▸ **Excerpt**
════════════════════
Build up a High Availability Distributed Key-Value Store


There are many awesome and powerful distributed NoSQL in the world, like Couchbase, MongoDB, Canssandra, etc. but developing a new one is still a challengeable, interesting and attractive thing for me, why?

  • It can satisfy our special needs for our cloud services.
  • We just need a key-value store, with some simple additional functionalities, we don’t need a complex solution.
  • We can control the whole thing, especially for fixing bugs and improvement.
  • Inventing the wheel is not good, but I can learn much in the process.

A key-value store may need below features:

  • Simple protocol.
  • Simple API.
  • High performance.
  • High availability.
  • Cluster support.

I knew this would be a hard journey first. But after a long hard work, I develop ledis-cluster, a key-value store based on LedisDB + xcodis + redis-failover.

Pre Solution Thinking

Before I develop ledis-cluster, I thought some other solutions which are valuable to be recorded here too.


Aha, first I just wanted to use MySQL as a key-value store. This thought amazed my colleagues before, and I think now it may surprise many other guys too.

MySQL is a relational database and can be used as a key-value store easily and sufficiently. We can use a simple table to store key value data like below:

    k varbinary(256),
    v blob,
) ENGINE=innodb;

When I worked in Tencent game infrastructure department, we used this way to serve many Tencent games and it works well.

But I don’t want to use MySQL as a key-value store now, MySQL is a little heavy and needs some experienced operations people, this is impossible for our team.


Redis is an awesome NoSQL, it has an amazing performance, supports many useful data structures (kv, hash, list, set and zset), supplies a simple protocol for client user.

I have read the Redis’s code (it is very simple!) many times, used it for about three years in many productions, and I am absolutely confident of maintaining it.

But Redis has a serious problem: memory limitation. We can not store huge data in one machine. Using redis cluster is a good way to solve memory limitation, and there are many existing solutions, like official redis cluster, twemproxy or codis , but I still think another stuff saving huge data exceeding memory limitation in one machine is needed, so I develop LedisDB.


LedisDB is a fast NoSQL, similar to Redis. It has some good features below:

  • Uses Redis protocol, most of the Redis clients can use LedisDB directly.
  • Supports multi data structures(kv, hash, list, set, zset).
  • Uses rocksdb, leveldb or other fast databases as the backend to store huge data, exceeding memory limitation.
  • High performance, see benchmark. Although it is a little slower than Redis, it can still be used in production.

A simple example:

//start ledis server
//another shell
ledis-cli -p 6380
ledis> set a 1
ledis> get a

As we see, LedisDB is simple, we can switch to it easily if we used Redis before.

LedisDB now supports rocksdb, leveldb, goleveldb, boltdb and lmdb as the backend storage, we can choose the best one for our actual environment. In our company projects, we use rocksdb which has a awesome performance and many configurations to be tuned, and I will also use it for the following example.
════════════════════
▸ **Task data**
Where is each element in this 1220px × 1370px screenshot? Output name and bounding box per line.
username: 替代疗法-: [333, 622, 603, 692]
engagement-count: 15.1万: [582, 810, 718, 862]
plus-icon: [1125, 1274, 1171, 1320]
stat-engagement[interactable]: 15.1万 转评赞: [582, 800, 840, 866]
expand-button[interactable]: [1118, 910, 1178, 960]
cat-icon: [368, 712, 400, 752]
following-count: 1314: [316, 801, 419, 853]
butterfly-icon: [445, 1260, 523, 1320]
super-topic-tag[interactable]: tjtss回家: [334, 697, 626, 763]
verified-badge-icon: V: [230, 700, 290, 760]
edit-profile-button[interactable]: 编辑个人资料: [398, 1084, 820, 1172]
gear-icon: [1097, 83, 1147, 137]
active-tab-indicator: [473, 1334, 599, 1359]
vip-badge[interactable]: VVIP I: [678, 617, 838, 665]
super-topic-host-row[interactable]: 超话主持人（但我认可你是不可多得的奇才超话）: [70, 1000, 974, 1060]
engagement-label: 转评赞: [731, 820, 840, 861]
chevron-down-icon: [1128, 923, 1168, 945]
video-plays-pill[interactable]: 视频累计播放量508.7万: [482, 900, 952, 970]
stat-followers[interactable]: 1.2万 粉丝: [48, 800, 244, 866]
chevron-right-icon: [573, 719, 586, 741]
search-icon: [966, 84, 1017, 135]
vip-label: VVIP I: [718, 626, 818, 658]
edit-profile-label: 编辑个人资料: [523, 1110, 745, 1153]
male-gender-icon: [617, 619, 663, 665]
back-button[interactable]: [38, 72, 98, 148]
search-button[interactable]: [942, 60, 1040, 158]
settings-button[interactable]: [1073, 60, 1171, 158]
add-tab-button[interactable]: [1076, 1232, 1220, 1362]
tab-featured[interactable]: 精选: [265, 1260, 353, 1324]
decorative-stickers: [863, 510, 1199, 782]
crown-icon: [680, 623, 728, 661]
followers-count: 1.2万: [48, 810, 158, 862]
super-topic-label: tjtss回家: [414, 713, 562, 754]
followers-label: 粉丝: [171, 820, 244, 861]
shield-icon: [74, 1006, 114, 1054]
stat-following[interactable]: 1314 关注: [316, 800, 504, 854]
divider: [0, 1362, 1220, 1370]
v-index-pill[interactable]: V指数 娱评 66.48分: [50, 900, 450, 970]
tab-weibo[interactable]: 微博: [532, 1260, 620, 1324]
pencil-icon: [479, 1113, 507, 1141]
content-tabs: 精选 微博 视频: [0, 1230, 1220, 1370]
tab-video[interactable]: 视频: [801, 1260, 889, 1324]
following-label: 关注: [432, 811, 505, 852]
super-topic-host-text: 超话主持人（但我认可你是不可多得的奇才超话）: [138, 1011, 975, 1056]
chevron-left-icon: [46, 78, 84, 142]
════════════════════
▸ **Challenges**
(a) Gather every line of the listing that contains the string "编辑个人资料".
(b) Carry on the piece about building a high-availability key-value store, picking up after its last sentence.

▸ **In response**
(a)
edit-profile-button[interactable]: 编辑个人资料: [398, 1084, 820, 1172]
edit-profile-label: 编辑个人资料: [523, 1110, 745, 1153]

(b)
Data Security Guarantee

LedisDB can store huge data in one machine, so the data security needs to be considered cautiously. LedisDB uses below ways to guarantee it.


We can back up LedisDB and then restore later. Redis saving RDB may block service for some time, but LedisDB doesn’t have this problem. Thanks to rocksdb fast generating snapshot technology, backing up LedisDB is very fast and easy.


LedisDB will first log write operations in binlog, then commit changes into backend storage, this is similar to MySQL.

Redis also has AOF, but the AOF file may grow largely, then rewriting AOF may also block service for some time. LedisDB will rotate binlog and write to the new one when current binlog is larger than maximum size (1GB).


An old saying goes like this: “don’t put all your eggs in one basket”. Similarly, don’t put all our data in one machine.

LedisDB supports asynchronous or semi-synchronous replication. We can not break CAP(Consistency, Availability, Partition tolerance) theorem, for replication, partition tolerance must exist, so we have to choose between consistency and availability.

If we want to guarantee full data security, we may use semi-synchronous replication, but most of time, asynchronous replication is enough.

Monitor and Failover

In the actual production environment, we use a master LedisDB and one or more slaves to construct the topology. We must monitor them in real time because any machine in the topology may be down at any time.

If a slave is down, we may not care too much, this is not a serious problem. But if the master is down (aha, a terrible accident!), we must resolve it quickly.

Generally, we can not expect the master to re-work quickly and infallibly, so electing a best new master from current slaves and doing failover is a better way when master is down.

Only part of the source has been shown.